→ **LISTING**:
* * * * * * *
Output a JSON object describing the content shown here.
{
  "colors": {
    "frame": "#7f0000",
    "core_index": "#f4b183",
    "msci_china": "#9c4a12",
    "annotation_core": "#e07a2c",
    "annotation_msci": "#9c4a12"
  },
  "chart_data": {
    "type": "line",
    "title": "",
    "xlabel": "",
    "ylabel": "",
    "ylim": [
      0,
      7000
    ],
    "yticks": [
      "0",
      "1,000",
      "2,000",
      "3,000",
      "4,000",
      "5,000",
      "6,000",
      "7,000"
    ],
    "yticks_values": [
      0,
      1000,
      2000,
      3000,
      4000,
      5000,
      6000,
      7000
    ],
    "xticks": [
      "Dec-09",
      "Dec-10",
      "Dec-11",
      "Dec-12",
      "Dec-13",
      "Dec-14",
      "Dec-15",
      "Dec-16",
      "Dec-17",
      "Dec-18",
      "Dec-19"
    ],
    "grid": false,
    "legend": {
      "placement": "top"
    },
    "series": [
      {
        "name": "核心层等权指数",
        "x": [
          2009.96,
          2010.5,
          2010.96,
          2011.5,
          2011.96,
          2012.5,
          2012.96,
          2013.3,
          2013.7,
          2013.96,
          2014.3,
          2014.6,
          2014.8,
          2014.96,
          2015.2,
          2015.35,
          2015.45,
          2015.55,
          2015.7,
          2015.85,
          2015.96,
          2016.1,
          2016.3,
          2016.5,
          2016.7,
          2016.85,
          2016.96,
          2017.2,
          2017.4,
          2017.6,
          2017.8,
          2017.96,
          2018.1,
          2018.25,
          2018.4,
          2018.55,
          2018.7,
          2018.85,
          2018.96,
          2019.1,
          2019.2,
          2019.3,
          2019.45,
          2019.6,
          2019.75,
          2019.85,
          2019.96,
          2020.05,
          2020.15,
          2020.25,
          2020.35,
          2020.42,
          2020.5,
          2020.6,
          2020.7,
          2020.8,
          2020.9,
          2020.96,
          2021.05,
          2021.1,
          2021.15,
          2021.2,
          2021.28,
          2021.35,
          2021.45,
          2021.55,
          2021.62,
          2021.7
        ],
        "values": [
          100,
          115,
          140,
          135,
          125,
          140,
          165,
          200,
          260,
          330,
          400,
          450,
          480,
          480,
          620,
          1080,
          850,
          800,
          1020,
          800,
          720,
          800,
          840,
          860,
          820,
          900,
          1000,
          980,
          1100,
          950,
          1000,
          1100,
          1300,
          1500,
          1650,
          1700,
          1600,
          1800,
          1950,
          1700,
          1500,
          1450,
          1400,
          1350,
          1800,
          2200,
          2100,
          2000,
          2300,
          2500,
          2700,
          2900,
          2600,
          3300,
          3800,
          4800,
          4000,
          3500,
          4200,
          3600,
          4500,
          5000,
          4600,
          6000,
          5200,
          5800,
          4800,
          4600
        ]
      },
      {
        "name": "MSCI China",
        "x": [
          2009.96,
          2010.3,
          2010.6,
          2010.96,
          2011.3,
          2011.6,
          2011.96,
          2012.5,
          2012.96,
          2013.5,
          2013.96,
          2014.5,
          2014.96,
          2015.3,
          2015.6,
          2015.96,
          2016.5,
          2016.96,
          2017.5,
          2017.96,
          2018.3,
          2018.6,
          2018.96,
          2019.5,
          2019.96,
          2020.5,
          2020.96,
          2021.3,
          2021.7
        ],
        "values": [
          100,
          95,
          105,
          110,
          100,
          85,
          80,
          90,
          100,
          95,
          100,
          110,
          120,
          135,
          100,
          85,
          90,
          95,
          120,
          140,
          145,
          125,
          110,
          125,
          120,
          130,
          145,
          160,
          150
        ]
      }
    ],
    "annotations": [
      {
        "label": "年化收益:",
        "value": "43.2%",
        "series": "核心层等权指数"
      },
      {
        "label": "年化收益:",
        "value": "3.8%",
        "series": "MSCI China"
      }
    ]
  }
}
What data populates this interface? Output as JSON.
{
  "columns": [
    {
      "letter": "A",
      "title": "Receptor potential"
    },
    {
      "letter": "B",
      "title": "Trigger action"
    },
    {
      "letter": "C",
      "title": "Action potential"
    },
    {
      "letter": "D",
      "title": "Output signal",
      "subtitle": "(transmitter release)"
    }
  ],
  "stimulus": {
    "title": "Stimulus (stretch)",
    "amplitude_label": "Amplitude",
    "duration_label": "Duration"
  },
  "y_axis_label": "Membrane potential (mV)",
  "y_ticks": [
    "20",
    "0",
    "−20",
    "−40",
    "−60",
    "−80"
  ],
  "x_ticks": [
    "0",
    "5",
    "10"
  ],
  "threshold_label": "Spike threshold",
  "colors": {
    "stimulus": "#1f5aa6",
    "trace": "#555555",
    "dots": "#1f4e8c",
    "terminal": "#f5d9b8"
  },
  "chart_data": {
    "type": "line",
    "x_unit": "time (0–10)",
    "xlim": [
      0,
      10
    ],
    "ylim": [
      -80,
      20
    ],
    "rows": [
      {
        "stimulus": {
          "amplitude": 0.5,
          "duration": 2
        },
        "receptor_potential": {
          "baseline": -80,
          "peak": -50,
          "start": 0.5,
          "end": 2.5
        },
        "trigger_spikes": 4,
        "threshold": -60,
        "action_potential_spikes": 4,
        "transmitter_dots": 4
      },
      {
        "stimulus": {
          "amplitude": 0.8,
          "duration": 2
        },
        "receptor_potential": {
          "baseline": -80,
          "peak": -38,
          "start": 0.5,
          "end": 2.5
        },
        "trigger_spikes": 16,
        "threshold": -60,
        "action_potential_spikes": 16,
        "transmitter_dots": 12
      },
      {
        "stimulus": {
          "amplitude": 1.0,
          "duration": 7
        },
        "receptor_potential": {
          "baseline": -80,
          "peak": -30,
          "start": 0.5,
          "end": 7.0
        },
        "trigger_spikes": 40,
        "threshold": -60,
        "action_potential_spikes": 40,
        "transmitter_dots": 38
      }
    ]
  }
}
* * * * * * *
→ **TO DO**: Every line above should be written out again exactly as it stands.

→ **TASK RESULT**:
Output a JSON object describing the content shown here.
{
  "colors": {
    "frame": "#7f0000",
    "core_index": "#f4b183",
    "msci_china": "#9c4a12",
    "annotation_core": "#e07a2c",
    "annotation_msci": "#9c4a12"
  },
  "chart_data": {
    "type": "line",
    "title": "",
    "xlabel": "",
    "ylabel": "",
    "ylim": [
      0,
      7000
    ],
    "yticks": [
      "0",
      "1,000",
      "2,000",
      "3,000",
      "4,000",
      "5,000",
      "6,000",
      "7,000"
    ],
    "yticks_values": [
      0,
      1000,
      2000,
      3000,
      4000,
      5000,
      6000,
      7000
    ],
    "xticks": [
      "Dec-09",
      "Dec-10",
      "Dec-11",
      "Dec-12",
      "Dec-13",
      "Dec-14",
      "Dec-15",
      "Dec-16",
      "Dec-17",
      "Dec-18",
      "Dec-19"
    ],
    "grid": false,
    "legend": {
      "placement": "top"
    },
    "series": [
      {
        "name": "核心层等权指数",
        "x": [
          2009.96,
          2010.5,
          2010.96,
          2011.5,
          2011.96,
          2012.5,
          2012.96,
          2013.3,
          2013.7,
          2013.96,
          2014.3,
          2014.6,
          2014.8,
          2014.96,
          2015.2,
          2015.35,
          2015.45,
          2015.55,
          2015.7,
          2015.85,
          2015.96,
          2016.1,
          2016.3,
          2016.5,
          2016.7,
          2016.85,
          2016.96,
          2017.2,
          2017.4,
          2017.6,
          2017.8,
          2017.96,
          2018.1,
          2018.25,
          2018.4,
          2018.55,
          2018.7,
          2018.85,
          2018.96,
          2019.1,
          2019.2,
          2019.3,
          2019.45,
          2019.6,
          2019.75,
          2019.85,
          2019.96,
          2020.05,
          2020.15,
          2020.25,
          2020.35,
          2020.42,
          2020.5,
          2020.6,
          2020.7,
          2020.8,
          2020.9,
          2020.96,
          2021.05,
          2021.1,
          2021.15,
          2021.2,
          2021.28,
          2021.35,
          2021.45,
          2021.55,
          2021.62,
          2021.7
        ],
        "values": [
          100,
          115,
          140,
          135,
          125,
          140,
          165,
          200,
          260,
          330,
          400,
          450,
          480,
          480,
          620,
          1080,
          850,
          800,
          1020,
          800,
          720,
          800,
          840,
          860,
          820,
          900,
          1000,
          980,
          1100,
          950,
          1000,
          1100,
          1300,
          1500,
          1650,
          1700,
          1600,
          1800,
          1950,
          1700,
          1500,
          1450,
          1400,
          1350,
          1800,
          2200,
          2100,
          2000,
          2300,
          2500,
          2700,
          2900,
          2600,
          3300,
          3800,
          4800,
          4000,
          3500,
          4200,
          3600,
          4500,
          5000,
          4600,
          6000,
          5200,
          5800,
          4800,
          4600
        ]
      },
      {
        "name": "MSCI China",
        "x": [
          2009.96,
          2010.3,
          2010.6,
          2010.96,
          2011.3,
          2011.6,
          2011.96,
          2012.5,
          2012.96,
          2013.5,
          2013.96,
          2014.5,
          2014.96,
          2015.3,
          2015.6,
          2015.96,
          2016.5,
          2016.96,
          2017.5,
          2017.96,
          2018.3,
          2018.6,
          2018.96,
          2019.5,
          2019.96,
          2020.5,
          2020.96,
          2021.3,
          2021.7
        ],
        "values": [
          100,
          95,
          105,
          110,
          100,
          85,
          80,
          90,
          100,
          95,
          100,
          110,
          120,
          135,
          100,
          85,
          90,
          95,
          120,
          140,
          145,
          125,
          110,
          125,
          120,
          130,
          145,
          160,
          150
        ]
      }
    ],
    "annotations": [
      {
        "label": "年化收益:",
        "value": "43.2%",
        "series": "核心层等权指数"
      },
      {
        "label": "年化收益:",
        "value": "3.8%",
        "series": "MSCI China"
      }
    ]
  }
}
What data populates this interface? Output as JSON.
{
  "columns": [
    {
      "letter": "A",
      "title": "Receptor potential"
    },
    {
      "letter": "B",
      "title": "Trigger action"
    },
    {
      "letter": "C",
      "title": "Action potential"
    },
    {
      "letter": "D",
      "title": "Output signal",
      "subtitle": "(transmitter release)"
    }
  ],
  "stimulus": {
    "title": "Stimulus (stretch)",
    "amplitude_label": "Amplitude",
    "duration_label": "Duration"
  },
  "y_axis_label": "Membrane potential (mV)",
  "y_ticks": [
    "20",
    "0",
    "−20",
    "−40",
    "−60",
    "−80"
  ],
  "x_ticks": [
    "0",
    "5",
    "10"
  ],
  "threshold_label": "Spike threshold",
  "colors": {
    "stimulus": "#1f5aa6",
    "trace": "#555555",
    "dots": "#1f4e8c",
    "terminal": "#f5d9b8"
  },
  "chart_data": {
    "type": "line",
    "x_unit": "time (0–10)",
    "xlim": [
      0,
      10
    ],
    "ylim": [
      -80,
      20
    ],
    "rows": [
      {
        "stimulus": {
          "amplitude": 0.5,
          "duration": 2
        },
        "receptor_potential": {
          "baseline": -80,
          "peak": -50,
          "start": 0.5,
          "end": 2.5
        },
        "trigger_spikes": 4,
        "threshold": -60,
        "action_potential_spikes": 4,
        "transmitter_dots": 4
      },
      {
        "stimulus": {
          "amplitude": 0.8,
          "duration": 2
        },
        "receptor_potential": {
          "baseline": -80,
          "peak": -38,
          "start": 0.5,
          "end": 2.5
        },
        "trigger_spikes": 16,
        "threshold": -60,
        "action_potential_spikes": 16,
        "transmitter_dots": 12
      },
      {
        "stimulus": {
          "amplitude": 1.0,
          "duration": 7
        },
        "receptor_potential": {
          "baseline": -80,
          "peak": -30,
          "start": 0.5,
          "end": 7.0
        },
        "trigger_spikes": 40,
        "threshold": -60,
        "action_potential_spikes": 40,
        "transmitter_dots": 38
      }
    ]
  }
}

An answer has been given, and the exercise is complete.